Figure content listings:

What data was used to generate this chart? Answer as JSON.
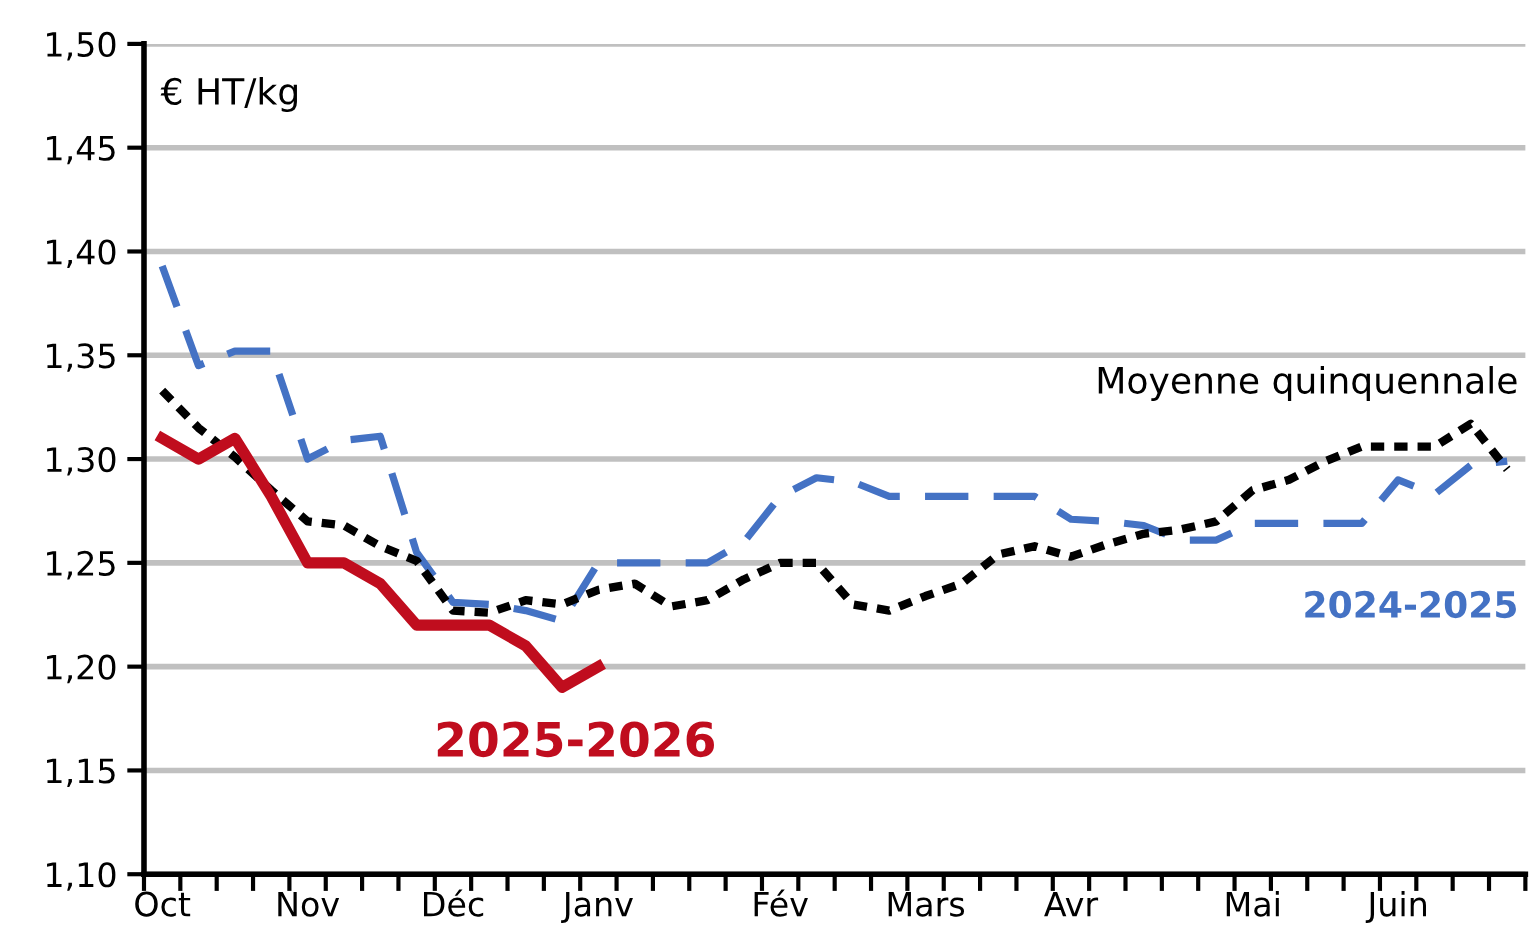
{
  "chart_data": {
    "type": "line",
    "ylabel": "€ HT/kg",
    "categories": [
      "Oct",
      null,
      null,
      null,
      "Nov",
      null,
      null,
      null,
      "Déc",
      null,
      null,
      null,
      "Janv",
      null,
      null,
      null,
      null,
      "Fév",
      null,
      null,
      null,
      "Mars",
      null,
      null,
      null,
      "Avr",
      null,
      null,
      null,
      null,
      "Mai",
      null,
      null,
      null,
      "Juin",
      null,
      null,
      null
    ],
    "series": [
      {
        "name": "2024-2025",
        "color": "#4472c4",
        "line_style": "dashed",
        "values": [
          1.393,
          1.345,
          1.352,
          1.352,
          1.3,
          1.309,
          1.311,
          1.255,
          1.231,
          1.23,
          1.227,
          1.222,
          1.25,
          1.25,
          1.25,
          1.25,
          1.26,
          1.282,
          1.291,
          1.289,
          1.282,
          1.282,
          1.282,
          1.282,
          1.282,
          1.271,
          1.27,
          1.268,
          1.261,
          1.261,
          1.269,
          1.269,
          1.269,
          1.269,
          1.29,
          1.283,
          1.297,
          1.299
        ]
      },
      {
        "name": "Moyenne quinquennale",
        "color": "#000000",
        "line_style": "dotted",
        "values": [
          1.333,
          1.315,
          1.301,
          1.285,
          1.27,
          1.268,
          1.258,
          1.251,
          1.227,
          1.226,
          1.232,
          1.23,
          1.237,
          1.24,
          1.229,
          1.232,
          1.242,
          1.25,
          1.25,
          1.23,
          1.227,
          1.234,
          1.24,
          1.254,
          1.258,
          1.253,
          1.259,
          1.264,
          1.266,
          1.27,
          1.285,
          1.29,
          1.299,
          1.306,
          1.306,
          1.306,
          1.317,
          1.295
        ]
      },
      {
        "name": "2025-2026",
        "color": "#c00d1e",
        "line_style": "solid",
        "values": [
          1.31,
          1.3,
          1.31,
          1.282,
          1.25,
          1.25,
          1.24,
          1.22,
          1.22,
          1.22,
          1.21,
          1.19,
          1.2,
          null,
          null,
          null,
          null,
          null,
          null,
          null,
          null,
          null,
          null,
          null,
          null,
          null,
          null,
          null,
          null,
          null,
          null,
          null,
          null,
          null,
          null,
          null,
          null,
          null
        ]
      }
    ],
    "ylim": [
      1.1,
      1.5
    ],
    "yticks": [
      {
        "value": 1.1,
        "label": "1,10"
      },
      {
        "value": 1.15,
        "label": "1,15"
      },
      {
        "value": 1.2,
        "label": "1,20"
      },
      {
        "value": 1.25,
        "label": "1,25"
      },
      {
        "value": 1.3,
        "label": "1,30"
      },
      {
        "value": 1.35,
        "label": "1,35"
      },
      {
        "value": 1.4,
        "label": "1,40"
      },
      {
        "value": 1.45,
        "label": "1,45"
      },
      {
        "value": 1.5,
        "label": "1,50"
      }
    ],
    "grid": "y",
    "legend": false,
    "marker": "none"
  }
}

...

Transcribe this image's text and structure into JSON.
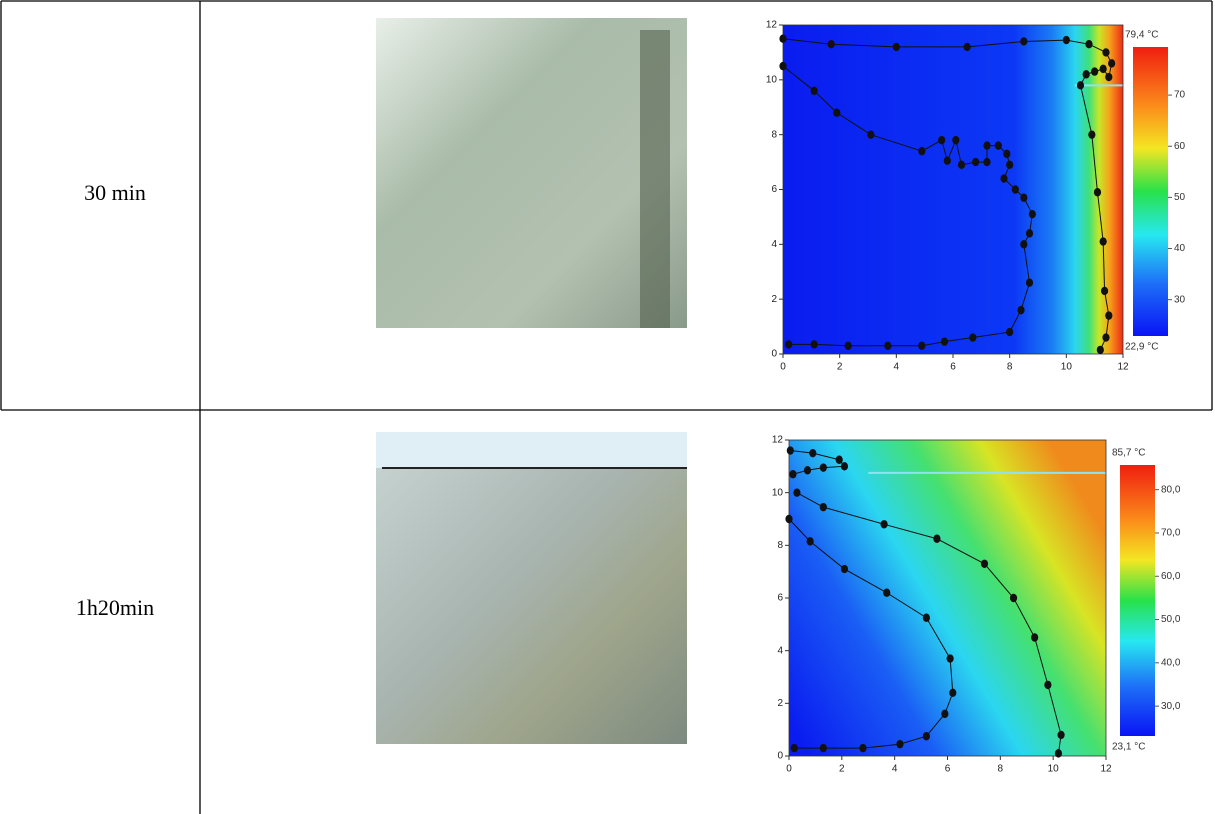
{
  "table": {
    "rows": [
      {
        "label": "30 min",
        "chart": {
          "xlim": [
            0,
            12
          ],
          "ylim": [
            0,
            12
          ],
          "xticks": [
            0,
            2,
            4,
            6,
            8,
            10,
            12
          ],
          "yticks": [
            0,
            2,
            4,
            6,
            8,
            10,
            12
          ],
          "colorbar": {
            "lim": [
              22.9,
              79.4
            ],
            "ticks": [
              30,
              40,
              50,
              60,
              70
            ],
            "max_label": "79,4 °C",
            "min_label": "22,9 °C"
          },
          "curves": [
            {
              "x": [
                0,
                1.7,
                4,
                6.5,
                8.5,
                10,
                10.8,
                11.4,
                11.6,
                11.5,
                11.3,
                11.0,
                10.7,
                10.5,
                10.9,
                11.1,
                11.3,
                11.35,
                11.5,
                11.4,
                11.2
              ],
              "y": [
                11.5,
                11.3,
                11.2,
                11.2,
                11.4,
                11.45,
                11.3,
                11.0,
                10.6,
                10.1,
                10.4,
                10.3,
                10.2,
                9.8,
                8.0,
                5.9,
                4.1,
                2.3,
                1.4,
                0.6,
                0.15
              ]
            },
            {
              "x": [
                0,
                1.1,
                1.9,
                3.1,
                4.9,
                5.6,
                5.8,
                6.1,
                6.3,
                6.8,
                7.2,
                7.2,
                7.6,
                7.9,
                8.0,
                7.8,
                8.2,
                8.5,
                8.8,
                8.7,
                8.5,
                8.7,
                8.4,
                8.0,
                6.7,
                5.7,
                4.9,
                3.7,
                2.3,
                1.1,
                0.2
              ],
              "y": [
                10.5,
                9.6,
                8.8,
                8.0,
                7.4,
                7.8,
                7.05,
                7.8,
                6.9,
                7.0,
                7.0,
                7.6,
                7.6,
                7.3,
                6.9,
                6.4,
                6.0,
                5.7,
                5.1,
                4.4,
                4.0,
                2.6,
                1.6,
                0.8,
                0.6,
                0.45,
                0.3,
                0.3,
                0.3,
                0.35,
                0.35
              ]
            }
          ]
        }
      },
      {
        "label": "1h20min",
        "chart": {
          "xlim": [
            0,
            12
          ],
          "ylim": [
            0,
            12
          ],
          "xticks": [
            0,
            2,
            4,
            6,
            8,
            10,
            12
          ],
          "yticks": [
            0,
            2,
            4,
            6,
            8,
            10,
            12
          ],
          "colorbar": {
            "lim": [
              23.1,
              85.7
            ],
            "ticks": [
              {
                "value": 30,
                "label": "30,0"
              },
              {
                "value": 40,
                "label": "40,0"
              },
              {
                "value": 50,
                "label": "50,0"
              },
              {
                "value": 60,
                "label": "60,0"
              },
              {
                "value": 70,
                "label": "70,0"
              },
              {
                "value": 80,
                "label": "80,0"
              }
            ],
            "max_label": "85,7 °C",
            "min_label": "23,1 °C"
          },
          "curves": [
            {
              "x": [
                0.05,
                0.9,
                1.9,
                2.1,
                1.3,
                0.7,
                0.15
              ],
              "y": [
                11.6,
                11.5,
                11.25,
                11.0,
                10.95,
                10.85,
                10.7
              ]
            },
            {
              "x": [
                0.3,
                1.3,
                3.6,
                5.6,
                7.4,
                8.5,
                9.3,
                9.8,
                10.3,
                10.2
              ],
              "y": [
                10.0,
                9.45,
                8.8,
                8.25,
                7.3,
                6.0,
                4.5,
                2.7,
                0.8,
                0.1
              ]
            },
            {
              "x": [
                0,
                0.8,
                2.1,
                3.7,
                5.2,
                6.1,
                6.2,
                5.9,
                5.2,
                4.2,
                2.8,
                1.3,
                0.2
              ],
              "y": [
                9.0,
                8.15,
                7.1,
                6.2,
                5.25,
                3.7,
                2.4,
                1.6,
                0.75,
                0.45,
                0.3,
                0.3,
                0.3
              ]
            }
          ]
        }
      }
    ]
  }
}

_GOAL_
The answer should be a single number: the count of lines in the data that include the string "JSON".

_SOLUTION TO THE PROBLEM_
2